#### The task:
Each record below should be repeated precisely as written.

* Start Records provided *

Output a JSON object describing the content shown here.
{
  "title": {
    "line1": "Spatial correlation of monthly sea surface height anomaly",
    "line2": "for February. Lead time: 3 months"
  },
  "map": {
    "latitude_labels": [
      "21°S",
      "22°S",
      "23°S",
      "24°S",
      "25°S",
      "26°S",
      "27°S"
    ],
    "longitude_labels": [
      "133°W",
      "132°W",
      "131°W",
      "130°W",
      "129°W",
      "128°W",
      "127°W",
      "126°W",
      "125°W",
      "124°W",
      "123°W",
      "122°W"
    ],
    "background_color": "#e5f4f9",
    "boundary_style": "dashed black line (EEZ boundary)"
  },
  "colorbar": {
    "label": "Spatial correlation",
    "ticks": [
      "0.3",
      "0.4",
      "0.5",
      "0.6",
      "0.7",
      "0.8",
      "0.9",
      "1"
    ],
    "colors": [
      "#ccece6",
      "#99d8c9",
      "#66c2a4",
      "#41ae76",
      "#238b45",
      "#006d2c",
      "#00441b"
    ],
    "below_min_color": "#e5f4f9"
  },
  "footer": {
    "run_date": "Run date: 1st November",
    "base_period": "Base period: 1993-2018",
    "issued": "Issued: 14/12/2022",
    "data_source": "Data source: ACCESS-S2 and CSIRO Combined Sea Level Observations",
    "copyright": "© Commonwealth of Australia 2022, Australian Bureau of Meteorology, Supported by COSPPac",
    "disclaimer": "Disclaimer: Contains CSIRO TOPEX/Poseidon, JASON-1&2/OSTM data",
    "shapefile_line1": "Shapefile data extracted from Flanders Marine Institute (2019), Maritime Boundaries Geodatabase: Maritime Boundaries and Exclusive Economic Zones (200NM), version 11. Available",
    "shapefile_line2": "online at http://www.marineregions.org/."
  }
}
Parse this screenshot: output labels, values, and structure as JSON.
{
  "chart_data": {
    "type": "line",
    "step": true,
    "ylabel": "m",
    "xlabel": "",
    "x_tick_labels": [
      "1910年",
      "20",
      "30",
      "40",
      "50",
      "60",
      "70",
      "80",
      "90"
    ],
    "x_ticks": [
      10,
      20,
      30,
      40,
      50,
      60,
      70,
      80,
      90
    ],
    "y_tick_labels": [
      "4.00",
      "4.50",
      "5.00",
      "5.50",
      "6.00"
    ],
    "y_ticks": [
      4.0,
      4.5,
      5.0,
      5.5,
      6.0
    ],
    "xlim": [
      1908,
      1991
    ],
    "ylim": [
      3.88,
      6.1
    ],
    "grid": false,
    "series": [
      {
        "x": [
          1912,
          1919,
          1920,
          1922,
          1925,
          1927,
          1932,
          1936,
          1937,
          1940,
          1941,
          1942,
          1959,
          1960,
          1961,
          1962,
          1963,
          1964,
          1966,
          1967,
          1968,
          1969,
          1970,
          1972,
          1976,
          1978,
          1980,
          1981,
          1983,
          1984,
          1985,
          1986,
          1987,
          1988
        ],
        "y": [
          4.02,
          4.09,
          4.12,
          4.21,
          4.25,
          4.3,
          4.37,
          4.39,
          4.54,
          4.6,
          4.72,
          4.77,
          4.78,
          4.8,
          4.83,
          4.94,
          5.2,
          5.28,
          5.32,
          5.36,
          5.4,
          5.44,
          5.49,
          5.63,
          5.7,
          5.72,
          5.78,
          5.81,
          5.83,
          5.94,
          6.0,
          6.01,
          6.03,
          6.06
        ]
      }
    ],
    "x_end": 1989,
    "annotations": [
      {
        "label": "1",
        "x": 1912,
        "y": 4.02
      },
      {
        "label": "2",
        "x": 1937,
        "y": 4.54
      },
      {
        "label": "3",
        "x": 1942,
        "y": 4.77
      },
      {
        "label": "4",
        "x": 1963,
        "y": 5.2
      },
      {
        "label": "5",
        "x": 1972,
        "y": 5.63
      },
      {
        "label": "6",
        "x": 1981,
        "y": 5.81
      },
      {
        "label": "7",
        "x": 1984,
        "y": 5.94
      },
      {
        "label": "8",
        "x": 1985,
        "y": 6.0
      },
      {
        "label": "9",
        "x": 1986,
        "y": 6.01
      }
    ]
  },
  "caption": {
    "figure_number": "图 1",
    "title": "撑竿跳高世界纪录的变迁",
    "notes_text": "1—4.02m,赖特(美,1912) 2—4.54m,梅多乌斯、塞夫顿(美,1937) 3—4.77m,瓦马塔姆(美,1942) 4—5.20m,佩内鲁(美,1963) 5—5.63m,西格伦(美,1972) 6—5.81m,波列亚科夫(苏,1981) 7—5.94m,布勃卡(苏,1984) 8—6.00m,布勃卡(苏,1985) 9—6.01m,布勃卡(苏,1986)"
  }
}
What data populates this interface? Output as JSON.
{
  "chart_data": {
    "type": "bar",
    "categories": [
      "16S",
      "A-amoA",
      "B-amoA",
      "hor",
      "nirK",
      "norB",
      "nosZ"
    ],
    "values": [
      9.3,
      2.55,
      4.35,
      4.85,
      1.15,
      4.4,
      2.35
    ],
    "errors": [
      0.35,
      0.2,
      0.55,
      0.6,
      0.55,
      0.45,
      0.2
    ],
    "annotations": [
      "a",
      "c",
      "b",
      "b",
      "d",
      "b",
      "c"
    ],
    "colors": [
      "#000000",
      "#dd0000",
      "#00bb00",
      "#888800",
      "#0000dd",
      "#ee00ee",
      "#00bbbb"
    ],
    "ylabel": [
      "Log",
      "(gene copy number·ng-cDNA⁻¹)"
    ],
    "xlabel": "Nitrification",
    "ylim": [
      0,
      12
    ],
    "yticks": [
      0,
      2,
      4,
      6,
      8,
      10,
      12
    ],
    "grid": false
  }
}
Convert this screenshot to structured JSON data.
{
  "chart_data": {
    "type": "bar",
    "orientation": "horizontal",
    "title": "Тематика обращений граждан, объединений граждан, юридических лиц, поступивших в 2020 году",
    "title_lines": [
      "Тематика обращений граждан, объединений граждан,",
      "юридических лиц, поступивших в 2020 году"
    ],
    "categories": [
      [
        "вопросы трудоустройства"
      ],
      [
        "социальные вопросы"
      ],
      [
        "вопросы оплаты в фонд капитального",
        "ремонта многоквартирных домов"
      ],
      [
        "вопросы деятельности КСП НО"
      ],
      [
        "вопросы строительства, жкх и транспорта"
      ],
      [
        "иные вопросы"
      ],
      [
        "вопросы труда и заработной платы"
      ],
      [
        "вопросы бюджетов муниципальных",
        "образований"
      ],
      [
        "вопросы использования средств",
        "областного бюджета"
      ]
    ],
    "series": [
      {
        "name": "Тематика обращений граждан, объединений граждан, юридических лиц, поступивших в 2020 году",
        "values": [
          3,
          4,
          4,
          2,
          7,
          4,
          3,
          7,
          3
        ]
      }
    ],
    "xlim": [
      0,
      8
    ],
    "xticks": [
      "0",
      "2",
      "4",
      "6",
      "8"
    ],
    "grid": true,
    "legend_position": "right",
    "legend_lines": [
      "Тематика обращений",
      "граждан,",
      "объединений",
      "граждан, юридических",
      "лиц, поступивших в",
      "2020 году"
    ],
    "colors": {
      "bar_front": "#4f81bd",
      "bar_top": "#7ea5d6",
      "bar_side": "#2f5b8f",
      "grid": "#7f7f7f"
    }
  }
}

* End Records provided *

#### Correct result:
Output a JSON object describing the content shown here.
{
  "title": {
    "line1": "Spatial correlation of monthly sea surface height anomaly",
    "line2": "for February. Lead time: 3 months"
  },
  "map": {
    "latitude_labels": [
      "21°S",
      "22°S",
      "23°S",
      "24°S",
      "25°S",
      "26°S",
      "27°S"
    ],
    "longitude_labels": [
      "133°W",
      "132°W",
      "131°W",
      "130°W",
      "129°W",
      "128°W",
      "127°W",
      "126°W",
      "125°W",
      "124°W",
      "123°W",
      "122°W"
    ],
    "background_color": "#e5f4f9",
    "boundary_style": "dashed black line (EEZ boundary)"
  },
  "colorbar": {
    "label": "Spatial correlation",
    "ticks": [
      "0.3",
      "0.4",
      "0.5",
      "0.6",
      "0.7",
      "0.8",
      "0.9",
      "1"
    ],
    "colors": [
      "#ccece6",
      "#99d8c9",
      "#66c2a4",
      "#41ae76",
      "#238b45",
      "#006d2c",
      "#00441b"
    ],
    "below_min_color": "#e5f4f9"
  },
  "footer": {
    "run_date": "Run date: 1st November",
    "base_period": "Base period: 1993-2018",
    "issued": "Issued: 14/12/2022",
    "data_source": "Data source: ACCESS-S2 and CSIRO Combined Sea Level Observations",
    "copyright": "© Commonwealth of Australia 2022, Australian Bureau of Meteorology, Supported by COSPPac",
    "disclaimer": "Disclaimer: Contains CSIRO TOPEX/Poseidon, JASON-1&2/OSTM data",
    "shapefile_line1": "Shapefile data extracted from Flanders Marine Institute (2019), Maritime Boundaries Geodatabase: Maritime Boundaries and Exclusive Economic Zones (200NM), version 11. Available",
    "shapefile_line2": "online at http://www.marineregions.org/."
  }
}
Parse this screenshot: output labels, values, and structure as JSON.
{
  "chart_data": {
    "type": "line",
    "step": true,
    "ylabel": "m",
    "xlabel": "",
    "x_tick_labels": [
      "1910年",
      "20",
      "30",
      "40",
      "50",
      "60",
      "70",
      "80",
      "90"
    ],
    "x_ticks": [
      10,
      20,
      30,
      40,
      50,
      60,
      70,
      80,
      90
    ],
    "y_tick_labels": [
      "4.00",
      "4.50",
      "5.00",
      "5.50",
      "6.00"
    ],
    "y_ticks": [
      4.0,
      4.5,
      5.0,
      5.5,
      6.0
    ],
    "xlim": [
      1908,
      1991
    ],
    "ylim": [
      3.88,
      6.1
    ],
    "grid": false,
    "series": [
      {
        "x": [
          1912,
          1919,
          1920,
          1922,
          1925,
          1927,
          1932,
          1936,
          1937,
          1940,
          1941,
          1942,
          1959,
          1960,
          1961,
          1962,
          1963,
          1964,
          1966,
          1967,
          1968,
          1969,
          1970,
          1972,
          1976,
          1978,
          1980,
          1981,
          1983,
          1984,
          1985,
          1986,
          1987,
          1988
        ],
        "y": [
          4.02,
          4.09,
          4.12,
          4.21,
          4.25,
          4.3,
          4.37,
          4.39,
          4.54,
          4.6,
          4.72,
          4.77,
          4.78,
          4.8,
          4.83,
          4.94,
          5.2,
          5.28,
          5.32,
          5.36,
          5.4,
          5.44,
          5.49,
          5.63,
          5.7,
          5.72,
          5.78,
          5.81,
          5.83,
          5.94,
          6.0,
          6.01,
          6.03,
          6.06
        ]
      }
    ],
    "x_end": 1989,
    "annotations": [
      {
        "label": "1",
        "x": 1912,
        "y": 4.02
      },
      {
        "label": "2",
        "x": 1937,
        "y": 4.54
      },
      {
        "label": "3",
        "x": 1942,
        "y": 4.77
      },
      {
        "label": "4",
        "x": 1963,
        "y": 5.2
      },
      {
        "label": "5",
        "x": 1972,
        "y": 5.63
      },
      {
        "label": "6",
        "x": 1981,
        "y": 5.81
      },
      {
        "label": "7",
        "x": 1984,
        "y": 5.94
      },
      {
        "label": "8",
        "x": 1985,
        "y": 6.0
      },
      {
        "label": "9",
        "x": 1986,
        "y": 6.01
      }
    ]
  },
  "caption": {
    "figure_number": "图 1",
    "title": "撑竿跳高世界纪录的变迁",
    "notes_text": "1—4.02m,赖特(美,1912) 2—4.54m,梅多乌斯、塞夫顿(美,1937) 3—4.77m,瓦马塔姆(美,1942) 4—5.20m,佩内鲁(美,1963) 5—5.63m,西格伦(美,1972) 6—5.81m,波列亚科夫(苏,1981) 7—5.94m,布勃卡(苏,1984) 8—6.00m,布勃卡(苏,1985) 9—6.01m,布勃卡(苏,1986)"
  }
}
What data populates this interface? Output as JSON.
{
  "chart_data": {
    "type": "bar",
    "categories": [
      "16S",
      "A-amoA",
      "B-amoA",
      "hor",
      "nirK",
      "norB",
      "nosZ"
    ],
    "values": [
      9.3,
      2.55,
      4.35,
      4.85,
      1.15,
      4.4,
      2.35
    ],
    "errors": [
      0.35,
      0.2,
      0.55,
      0.6,
      0.55,
      0.45,
      0.2
    ],
    "annotations": [
      "a",
      "c",
      "b",
      "b",
      "d",
      "b",
      "c"
    ],
    "colors": [
      "#000000",
      "#dd0000",
      "#00bb00",
      "#888800",
      "#0000dd",
      "#ee00ee",
      "#00bbbb"
    ],
    "ylabel": [
      "Log",
      "(gene copy number·ng-cDNA⁻¹)"
    ],
    "xlabel": "Nitrification",
    "ylim": [
      0,
      12
    ],
    "yticks": [
      0,
      2,
      4,
      6,
      8,
      10,
      12
    ],
    "grid": false
  }
}
Convert this screenshot to structured JSON data.
{
  "chart_data": {
    "type": "bar",
    "orientation": "horizontal",
    "title": "Тематика обращений граждан, объединений граждан, юридических лиц, поступивших в 2020 году",
    "title_lines": [
      "Тематика обращений граждан, объединений граждан,",
      "юридических лиц, поступивших в 2020 году"
    ],
    "categories": [
      [
        "вопросы трудоустройства"
      ],
      [
        "социальные вопросы"
      ],
      [
        "вопросы оплаты в фонд капитального",
        "ремонта многоквартирных домов"
      ],
      [
        "вопросы деятельности КСП НО"
      ],
      [
        "вопросы строительства, жкх и транспорта"
      ],
      [
        "иные вопросы"
      ],
      [
        "вопросы труда и заработной платы"
      ],
      [
        "вопросы бюджетов муниципальных",
        "образований"
      ],
      [
        "вопросы использования средств",
        "областного бюджета"
      ]
    ],
    "series": [
      {
        "name": "Тематика обращений граждан, объединений граждан, юридических лиц, поступивших в 2020 году",
        "values": [
          3,
          4,
          4,
          2,
          7,
          4,
          3,
          7,
          3
        ]
      }
    ],
    "xlim": [
      0,
      8
    ],
    "xticks": [
      "0",
      "2",
      "4",
      "6",
      "8"
    ],
    "grid": true,
    "legend_position": "right",
    "legend_lines": [
      "Тематика обращений",
      "граждан,",
      "объединений",
      "граждан, юридических",
      "лиц, поступивших в",
      "2020 году"
    ],
    "colors": {
      "bar_front": "#4f81bd",
      "bar_top": "#7ea5d6",
      "bar_side": "#2f5b8f",
      "grid": "#7f7f7f"
    }
  }
}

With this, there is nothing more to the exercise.